## Provided records

━━━

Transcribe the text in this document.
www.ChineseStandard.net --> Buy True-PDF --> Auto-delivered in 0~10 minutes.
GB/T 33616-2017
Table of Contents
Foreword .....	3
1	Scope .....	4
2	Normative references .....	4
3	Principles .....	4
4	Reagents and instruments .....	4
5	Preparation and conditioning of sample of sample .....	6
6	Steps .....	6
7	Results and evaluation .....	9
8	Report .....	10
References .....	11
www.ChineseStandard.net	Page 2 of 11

━━━

## Aim
Only lines with "ChineseStandard" are wanted here; list each of them.

## Full answer
www.ChineseStandard.net --> Buy True-PDF --> Auto-delivered in 0~10 minutes.
www.ChineseStandard.net	Page 2 of 11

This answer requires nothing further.